## [EXERCISE OBJECTIVE]
Find the lines holding the word "اربعاء" and collect them.

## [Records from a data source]
· · · · ·

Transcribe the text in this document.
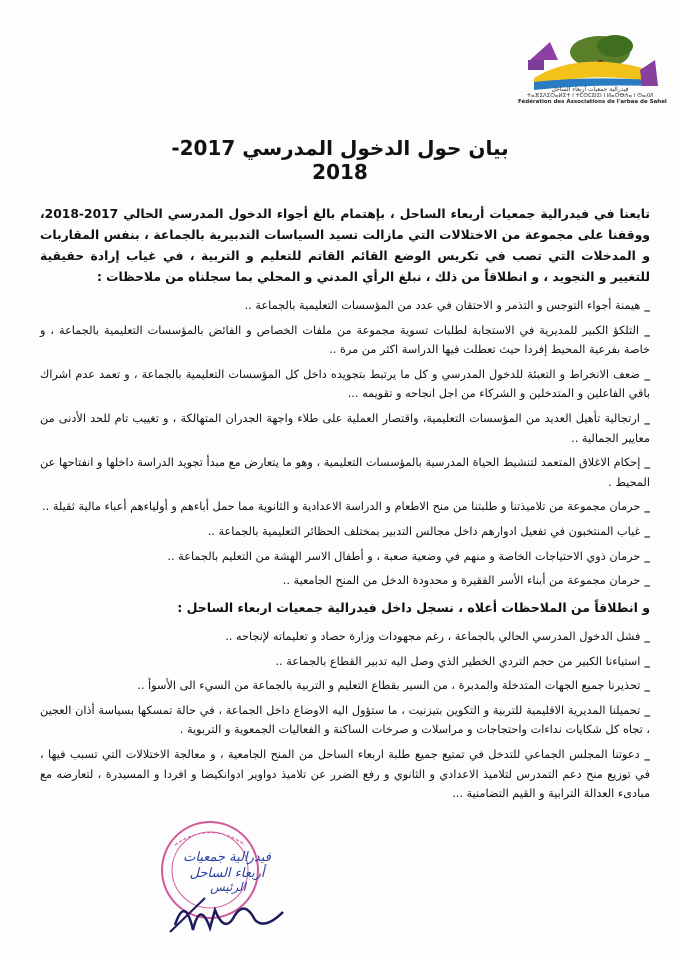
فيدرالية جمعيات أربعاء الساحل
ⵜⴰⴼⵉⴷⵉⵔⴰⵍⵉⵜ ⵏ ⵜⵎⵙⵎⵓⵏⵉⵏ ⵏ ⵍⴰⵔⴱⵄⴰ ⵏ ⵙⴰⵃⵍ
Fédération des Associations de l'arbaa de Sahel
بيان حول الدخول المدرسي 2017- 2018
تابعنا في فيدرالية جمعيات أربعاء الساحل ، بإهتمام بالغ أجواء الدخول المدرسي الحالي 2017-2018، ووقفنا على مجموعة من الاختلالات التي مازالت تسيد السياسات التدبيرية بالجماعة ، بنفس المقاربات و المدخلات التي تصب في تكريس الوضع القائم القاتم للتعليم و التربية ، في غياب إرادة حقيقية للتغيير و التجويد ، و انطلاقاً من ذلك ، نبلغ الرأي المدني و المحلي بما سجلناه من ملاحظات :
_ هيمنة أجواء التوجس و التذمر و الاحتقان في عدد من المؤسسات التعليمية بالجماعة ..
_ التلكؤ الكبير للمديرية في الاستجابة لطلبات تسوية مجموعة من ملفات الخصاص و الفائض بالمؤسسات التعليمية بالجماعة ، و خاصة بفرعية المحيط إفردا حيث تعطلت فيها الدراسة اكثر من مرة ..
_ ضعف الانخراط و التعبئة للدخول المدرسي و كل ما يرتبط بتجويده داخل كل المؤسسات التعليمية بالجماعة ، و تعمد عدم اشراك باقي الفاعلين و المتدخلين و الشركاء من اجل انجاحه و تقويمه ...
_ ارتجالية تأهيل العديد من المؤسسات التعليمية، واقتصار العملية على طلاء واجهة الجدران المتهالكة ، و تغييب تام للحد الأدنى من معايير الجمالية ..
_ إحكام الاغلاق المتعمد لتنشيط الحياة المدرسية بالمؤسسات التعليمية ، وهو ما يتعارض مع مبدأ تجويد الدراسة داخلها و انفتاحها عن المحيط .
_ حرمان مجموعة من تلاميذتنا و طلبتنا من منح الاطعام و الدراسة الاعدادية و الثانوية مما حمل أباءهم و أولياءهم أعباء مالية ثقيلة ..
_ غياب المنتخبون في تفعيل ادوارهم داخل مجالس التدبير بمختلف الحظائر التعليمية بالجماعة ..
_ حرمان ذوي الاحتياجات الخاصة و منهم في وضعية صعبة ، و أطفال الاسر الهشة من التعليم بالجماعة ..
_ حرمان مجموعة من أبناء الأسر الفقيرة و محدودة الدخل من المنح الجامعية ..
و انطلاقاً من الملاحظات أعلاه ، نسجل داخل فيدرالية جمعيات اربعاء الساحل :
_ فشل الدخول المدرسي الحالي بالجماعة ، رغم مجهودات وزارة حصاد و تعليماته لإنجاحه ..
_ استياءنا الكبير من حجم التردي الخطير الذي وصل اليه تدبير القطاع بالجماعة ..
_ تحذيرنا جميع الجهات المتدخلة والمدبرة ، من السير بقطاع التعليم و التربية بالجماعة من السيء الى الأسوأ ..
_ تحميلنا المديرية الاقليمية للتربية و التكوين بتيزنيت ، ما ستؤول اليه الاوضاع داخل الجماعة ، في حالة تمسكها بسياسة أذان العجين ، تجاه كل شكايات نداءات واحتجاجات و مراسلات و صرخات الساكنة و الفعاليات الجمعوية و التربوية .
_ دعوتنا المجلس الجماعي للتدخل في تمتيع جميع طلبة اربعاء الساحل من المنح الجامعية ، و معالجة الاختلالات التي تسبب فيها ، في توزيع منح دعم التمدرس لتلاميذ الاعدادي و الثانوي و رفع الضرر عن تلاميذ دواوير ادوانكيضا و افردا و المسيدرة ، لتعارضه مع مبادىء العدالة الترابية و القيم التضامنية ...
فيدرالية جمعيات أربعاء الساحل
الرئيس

· · · · ·

## [RESPONSE]
و انطلاقاً من الملاحظات أعلاه ، نسجل داخل فيدرالية جمعيات اربعاء الساحل :
_ دعوتنا المجلس الجماعي للتدخل في تمتيع جميع طلبة اربعاء الساحل من المنح الجامعية ، و معالجة الاختلالات التي تسبب فيها ، في توزيع منح دعم التمدرس لتلاميذ الاعدادي و الثانوي و رفع الضرر عن تلاميذ دواوير ادوانكيضا و افردا و المسيدرة ، لتعارضه مع مبادىء العدالة الترابية و القيم التضامنية ...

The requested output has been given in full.